(Entries with figure data)
==============================

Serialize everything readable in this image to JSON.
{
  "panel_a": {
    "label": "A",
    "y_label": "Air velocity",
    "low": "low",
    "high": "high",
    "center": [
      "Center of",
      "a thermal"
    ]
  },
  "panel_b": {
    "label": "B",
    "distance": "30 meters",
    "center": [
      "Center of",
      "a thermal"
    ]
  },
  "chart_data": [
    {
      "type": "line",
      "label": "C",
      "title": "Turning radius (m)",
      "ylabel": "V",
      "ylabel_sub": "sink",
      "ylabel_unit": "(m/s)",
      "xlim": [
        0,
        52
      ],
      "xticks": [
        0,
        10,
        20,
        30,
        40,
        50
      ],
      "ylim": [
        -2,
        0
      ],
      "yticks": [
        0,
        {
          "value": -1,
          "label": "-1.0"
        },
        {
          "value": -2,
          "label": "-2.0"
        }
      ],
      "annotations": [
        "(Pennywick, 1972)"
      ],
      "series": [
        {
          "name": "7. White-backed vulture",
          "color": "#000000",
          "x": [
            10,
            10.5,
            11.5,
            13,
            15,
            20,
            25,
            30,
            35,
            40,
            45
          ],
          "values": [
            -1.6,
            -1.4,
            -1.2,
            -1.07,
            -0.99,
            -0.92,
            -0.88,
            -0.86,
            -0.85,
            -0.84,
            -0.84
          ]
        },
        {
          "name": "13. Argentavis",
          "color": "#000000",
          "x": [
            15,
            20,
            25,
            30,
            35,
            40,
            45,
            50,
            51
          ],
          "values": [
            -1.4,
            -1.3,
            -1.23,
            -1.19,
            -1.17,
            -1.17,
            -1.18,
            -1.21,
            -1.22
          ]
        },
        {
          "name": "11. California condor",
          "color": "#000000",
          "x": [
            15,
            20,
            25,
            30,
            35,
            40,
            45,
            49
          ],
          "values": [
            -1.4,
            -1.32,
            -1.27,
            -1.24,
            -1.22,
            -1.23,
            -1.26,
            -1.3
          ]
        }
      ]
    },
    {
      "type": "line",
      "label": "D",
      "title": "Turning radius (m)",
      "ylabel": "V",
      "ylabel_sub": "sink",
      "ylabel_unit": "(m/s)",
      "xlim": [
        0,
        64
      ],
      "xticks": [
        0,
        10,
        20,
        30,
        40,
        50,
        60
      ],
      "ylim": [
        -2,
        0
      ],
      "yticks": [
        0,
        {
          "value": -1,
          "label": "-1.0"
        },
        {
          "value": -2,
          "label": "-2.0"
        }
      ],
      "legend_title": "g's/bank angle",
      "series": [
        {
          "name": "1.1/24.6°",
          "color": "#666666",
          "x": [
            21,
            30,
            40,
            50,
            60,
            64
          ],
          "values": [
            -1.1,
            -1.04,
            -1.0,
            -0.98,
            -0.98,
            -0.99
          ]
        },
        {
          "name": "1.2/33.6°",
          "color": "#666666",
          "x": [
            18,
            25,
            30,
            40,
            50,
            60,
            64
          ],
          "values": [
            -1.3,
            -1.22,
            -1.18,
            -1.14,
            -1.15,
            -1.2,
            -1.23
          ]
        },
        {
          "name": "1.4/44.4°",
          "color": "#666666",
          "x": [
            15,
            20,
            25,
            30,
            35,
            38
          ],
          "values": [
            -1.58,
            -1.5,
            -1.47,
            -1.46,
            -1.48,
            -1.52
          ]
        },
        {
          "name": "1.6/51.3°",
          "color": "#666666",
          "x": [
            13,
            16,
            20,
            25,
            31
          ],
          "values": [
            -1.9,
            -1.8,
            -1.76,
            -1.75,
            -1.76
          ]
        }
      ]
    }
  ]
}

==============================

Set every line of the listing down word for word.

● **Written response**:
Serialize everything readable in this image to JSON.
{
  "panel_a": {
    "label": "A",
    "y_label": "Air velocity",
    "low": "low",
    "high": "high",
    "center": [
      "Center of",
      "a thermal"
    ]
  },
  "panel_b": {
    "label": "B",
    "distance": "30 meters",
    "center": [
      "Center of",
      "a thermal"
    ]
  },
  "chart_data": [
    {
      "type": "line",
      "label": "C",
      "title": "Turning radius (m)",
      "ylabel": "V",
      "ylabel_sub": "sink",
      "ylabel_unit": "(m/s)",
      "xlim": [
        0,
        52
      ],
      "xticks": [
        0,
        10,
        20,
        30,
        40,
        50
      ],
      "ylim": [
        -2,
        0
      ],
      "yticks": [
        0,
        {
          "value": -1,
          "label": "-1.0"
        },
        {
          "value": -2,
          "label": "-2.0"
        }
      ],
      "annotations": [
        "(Pennywick, 1972)"
      ],
      "series": [
        {
          "name": "7. White-backed vulture",
          "color": "#000000",
          "x": [
            10,
            10.5,
            11.5,
            13,
            15,
            20,
            25,
            30,
            35,
            40,
            45
          ],
          "values": [
            -1.6,
            -1.4,
            -1.2,
            -1.07,
            -0.99,
            -0.92,
            -0.88,
            -0.86,
            -0.85,
            -0.84,
            -0.84
          ]
        },
        {
          "name": "13. Argentavis",
          "color": "#000000",
          "x": [
            15,
            20,
            25,
            30,
            35,
            40,
            45,
            50,
            51
          ],
          "values": [
            -1.4,
            -1.3,
            -1.23,
            -1.19,
            -1.17,
            -1.17,
            -1.18,
            -1.21,
            -1.22
          ]
        },
        {
          "name": "11. California condor",
          "color": "#000000",
          "x": [
            15,
            20,
            25,
            30,
            35,
            40,
            45,
            49
          ],
          "values": [
            -1.4,
            -1.32,
            -1.27,
            -1.24,
            -1.22,
            -1.23,
            -1.26,
            -1.3
          ]
        }
      ]
    },
    {
      "type": "line",
      "label": "D",
      "title": "Turning radius (m)",
      "ylabel": "V",
      "ylabel_sub": "sink",
      "ylabel_unit": "(m/s)",
      "xlim": [
        0,
        64
      ],
      "xticks": [
        0,
        10,
        20,
        30,
        40,
        50,
        60
      ],
      "ylim": [
        -2,
        0
      ],
      "yticks": [
        0,
        {
          "value": -1,
          "label": "-1.0"
        },
        {
          "value": -2,
          "label": "-2.0"
        }
      ],
      "legend_title": "g's/bank angle",
      "series": [
        {
          "name": "1.1/24.6°",
          "color": "#666666",
          "x": [
            21,
            30,
            40,
            50,
            60,
            64
          ],
          "values": [
            -1.1,
            -1.04,
            -1.0,
            -0.98,
            -0.98,
            -0.99
          ]
        },
        {
          "name": "1.2/33.6°",
          "color": "#666666",
          "x": [
            18,
            25,
            30,
            40,
            50,
            60,
            64
          ],
          "values": [
            -1.3,
            -1.22,
            -1.18,
            -1.14,
            -1.15,
            -1.2,
            -1.23
          ]
        },
        {
          "name": "1.4/44.4°",
          "color": "#666666",
          "x": [
            15,
            20,
            25,
            30,
            35,
            38
          ],
          "values": [
            -1.58,
            -1.5,
            -1.47,
            -1.46,
            -1.48,
            -1.52
          ]
        },
        {
          "name": "1.6/51.3°",
          "color": "#666666",
          "x": [
            13,
            16,
            20,
            25,
            31
          ],
          "values": [
            -1.9,
            -1.8,
            -1.76,
            -1.75,
            -1.76
          ]
        }
      ]
    }
  ]
}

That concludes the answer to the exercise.